What this task involves:
Reproduce the listing verbatim.

Working data:

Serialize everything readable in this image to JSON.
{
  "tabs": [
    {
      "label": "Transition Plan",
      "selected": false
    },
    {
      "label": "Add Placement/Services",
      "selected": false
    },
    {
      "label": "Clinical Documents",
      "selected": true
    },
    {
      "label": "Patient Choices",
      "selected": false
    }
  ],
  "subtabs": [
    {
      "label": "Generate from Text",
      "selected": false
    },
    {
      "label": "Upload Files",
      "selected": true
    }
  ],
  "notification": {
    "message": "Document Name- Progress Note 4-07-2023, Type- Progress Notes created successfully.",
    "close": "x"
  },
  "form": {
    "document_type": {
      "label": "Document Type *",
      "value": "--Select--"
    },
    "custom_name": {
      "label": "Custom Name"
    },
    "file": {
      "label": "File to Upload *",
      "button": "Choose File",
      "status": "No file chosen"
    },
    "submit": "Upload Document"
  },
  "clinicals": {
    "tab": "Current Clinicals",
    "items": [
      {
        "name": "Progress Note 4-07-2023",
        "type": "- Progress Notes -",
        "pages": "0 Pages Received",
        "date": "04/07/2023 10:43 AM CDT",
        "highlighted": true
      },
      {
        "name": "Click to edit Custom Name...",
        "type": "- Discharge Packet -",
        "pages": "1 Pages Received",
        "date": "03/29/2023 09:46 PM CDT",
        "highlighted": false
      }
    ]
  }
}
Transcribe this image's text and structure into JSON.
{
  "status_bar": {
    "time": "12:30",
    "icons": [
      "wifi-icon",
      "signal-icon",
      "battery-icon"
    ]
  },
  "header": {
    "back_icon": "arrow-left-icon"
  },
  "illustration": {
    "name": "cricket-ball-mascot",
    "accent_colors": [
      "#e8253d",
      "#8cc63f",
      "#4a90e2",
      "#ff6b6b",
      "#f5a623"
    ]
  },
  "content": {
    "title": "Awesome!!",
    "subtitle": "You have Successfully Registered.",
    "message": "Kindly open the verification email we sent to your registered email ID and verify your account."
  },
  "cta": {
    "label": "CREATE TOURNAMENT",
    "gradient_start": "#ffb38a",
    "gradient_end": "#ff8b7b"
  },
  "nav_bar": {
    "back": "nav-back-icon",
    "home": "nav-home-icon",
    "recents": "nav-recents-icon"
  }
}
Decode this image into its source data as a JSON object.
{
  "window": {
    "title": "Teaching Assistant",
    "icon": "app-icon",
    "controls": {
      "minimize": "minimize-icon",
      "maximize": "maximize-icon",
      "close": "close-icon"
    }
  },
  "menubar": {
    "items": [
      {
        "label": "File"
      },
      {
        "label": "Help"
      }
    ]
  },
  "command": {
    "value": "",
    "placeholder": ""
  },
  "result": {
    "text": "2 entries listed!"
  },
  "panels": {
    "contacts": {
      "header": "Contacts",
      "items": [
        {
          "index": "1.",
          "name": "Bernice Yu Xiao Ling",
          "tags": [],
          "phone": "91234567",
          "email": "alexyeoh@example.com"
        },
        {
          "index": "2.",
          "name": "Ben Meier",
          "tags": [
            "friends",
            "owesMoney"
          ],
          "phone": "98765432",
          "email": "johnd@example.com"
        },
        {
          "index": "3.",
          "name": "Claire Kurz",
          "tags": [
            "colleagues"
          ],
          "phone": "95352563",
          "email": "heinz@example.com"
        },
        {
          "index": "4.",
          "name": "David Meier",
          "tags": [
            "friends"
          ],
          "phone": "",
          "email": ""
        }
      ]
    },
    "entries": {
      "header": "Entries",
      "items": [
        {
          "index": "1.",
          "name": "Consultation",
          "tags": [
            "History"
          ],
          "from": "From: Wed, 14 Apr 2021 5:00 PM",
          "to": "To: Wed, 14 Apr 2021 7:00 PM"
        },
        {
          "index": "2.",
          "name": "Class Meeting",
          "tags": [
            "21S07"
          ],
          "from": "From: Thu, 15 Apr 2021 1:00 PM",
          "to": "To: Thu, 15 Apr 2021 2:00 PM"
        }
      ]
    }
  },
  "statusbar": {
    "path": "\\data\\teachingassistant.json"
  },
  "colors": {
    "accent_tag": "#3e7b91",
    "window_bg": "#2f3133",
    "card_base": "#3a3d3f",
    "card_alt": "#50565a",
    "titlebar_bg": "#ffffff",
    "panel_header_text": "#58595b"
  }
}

Exercise response:
Serialize everything readable in this image to JSON.
{
  "tabs": [
    {
      "label": "Transition Plan",
      "selected": false
    },
    {
      "label": "Add Placement/Services",
      "selected": false
    },
    {
      "label": "Clinical Documents",
      "selected": true
    },
    {
      "label": "Patient Choices",
      "selected": false
    }
  ],
  "subtabs": [
    {
      "label": "Generate from Text",
      "selected": false
    },
    {
      "label": "Upload Files",
      "selected": true
    }
  ],
  "notification": {
    "message": "Document Name- Progress Note 4-07-2023, Type- Progress Notes created successfully.",
    "close": "x"
  },
  "form": {
    "document_type": {
      "label": "Document Type *",
      "value": "--Select--"
    },
    "custom_name": {
      "label": "Custom Name"
    },
    "file": {
      "label": "File to Upload *",
      "button": "Choose File",
      "status": "No file chosen"
    },
    "submit": "Upload Document"
  },
  "clinicals": {
    "tab": "Current Clinicals",
    "items": [
      {
        "name": "Progress Note 4-07-2023",
        "type": "- Progress Notes -",
        "pages": "0 Pages Received",
        "date": "04/07/2023 10:43 AM CDT",
        "highlighted": true
      },
      {
        "name": "Click to edit Custom Name...",
        "type": "- Discharge Packet -",
        "pages": "1 Pages Received",
        "date": "03/29/2023 09:46 PM CDT",
        "highlighted": false
      }
    ]
  }
}
Transcribe this image's text and structure into JSON.
{
  "status_bar": {
    "time": "12:30",
    "icons": [
      "wifi-icon",
      "signal-icon",
      "battery-icon"
    ]
  },
  "header": {
    "back_icon": "arrow-left-icon"
  },
  "illustration": {
    "name": "cricket-ball-mascot",
    "accent_colors": [
      "#e8253d",
      "#8cc63f",
      "#4a90e2",
      "#ff6b6b",
      "#f5a623"
    ]
  },
  "content": {
    "title": "Awesome!!",
    "subtitle": "You have Successfully Registered.",
    "message": "Kindly open the verification email we sent to your registered email ID and verify your account."
  },
  "cta": {
    "label": "CREATE TOURNAMENT",
    "gradient_start": "#ffb38a",
    "gradient_end": "#ff8b7b"
  },
  "nav_bar": {
    "back": "nav-back-icon",
    "home": "nav-home-icon",
    "recents": "nav-recents-icon"
  }
}
Decode this image into its source data as a JSON object.
{
  "window": {
    "title": "Teaching Assistant",
    "icon": "app-icon",
    "controls": {
      "minimize": "minimize-icon",
      "maximize": "maximize-icon",
      "close": "close-icon"
    }
  },
  "menubar": {
    "items": [
      {
        "label": "File"
      },
      {
        "label": "Help"
      }
    ]
  },
  "command": {
    "value": "",
    "placeholder": ""
  },
  "result": {
    "text": "2 entries listed!"
  },
  "panels": {
    "contacts": {
      "header": "Contacts",
      "items": [
        {
          "index": "1.",
          "name": "Bernice Yu Xiao Ling",
          "tags": [],
          "phone": "91234567",
          "email": "alexyeoh@example.com"
        },
        {
          "index": "2.",
          "name": "Ben Meier",
          "tags": [
            "friends",
            "owesMoney"
          ],
          "phone": "98765432",
          "email": "johnd@example.com"
        },
        {
          "index": "3.",
          "name": "Claire Kurz",
          "tags": [
            "colleagues"
          ],
          "phone": "95352563",
          "email": "heinz@example.com"
        },
        {
          "index": "4.",
          "name": "David Meier",
          "tags": [
            "friends"
          ],
          "phone": "",
          "email": ""
        }
      ]
    },
    "entries": {
      "header": "Entries",
      "items": [
        {
          "index": "1.",
          "name": "Consultation",
          "tags": [
            "History"
          ],
          "from": "From: Wed, 14 Apr 2021 5:00 PM",
          "to": "To: Wed, 14 Apr 2021 7:00 PM"
        },
        {
          "index": "2.",
          "name": "Class Meeting",
          "tags": [
            "21S07"
          ],
          "from": "From: Thu, 15 Apr 2021 1:00 PM",
          "to": "To: Thu, 15 Apr 2021 2:00 PM"
        }
      ]
    }
  },
  "statusbar": {
    "path": "\\data\\teachingassistant.json"
  },
  "colors": {
    "accent_tag": "#3e7b91",
    "window_bg": "#2f3133",
    "card_base": "#3a3d3f",
    "card_alt": "#50565a",
    "titlebar_bg": "#ffffff",
    "panel_header_text": "#58595b"
  }
}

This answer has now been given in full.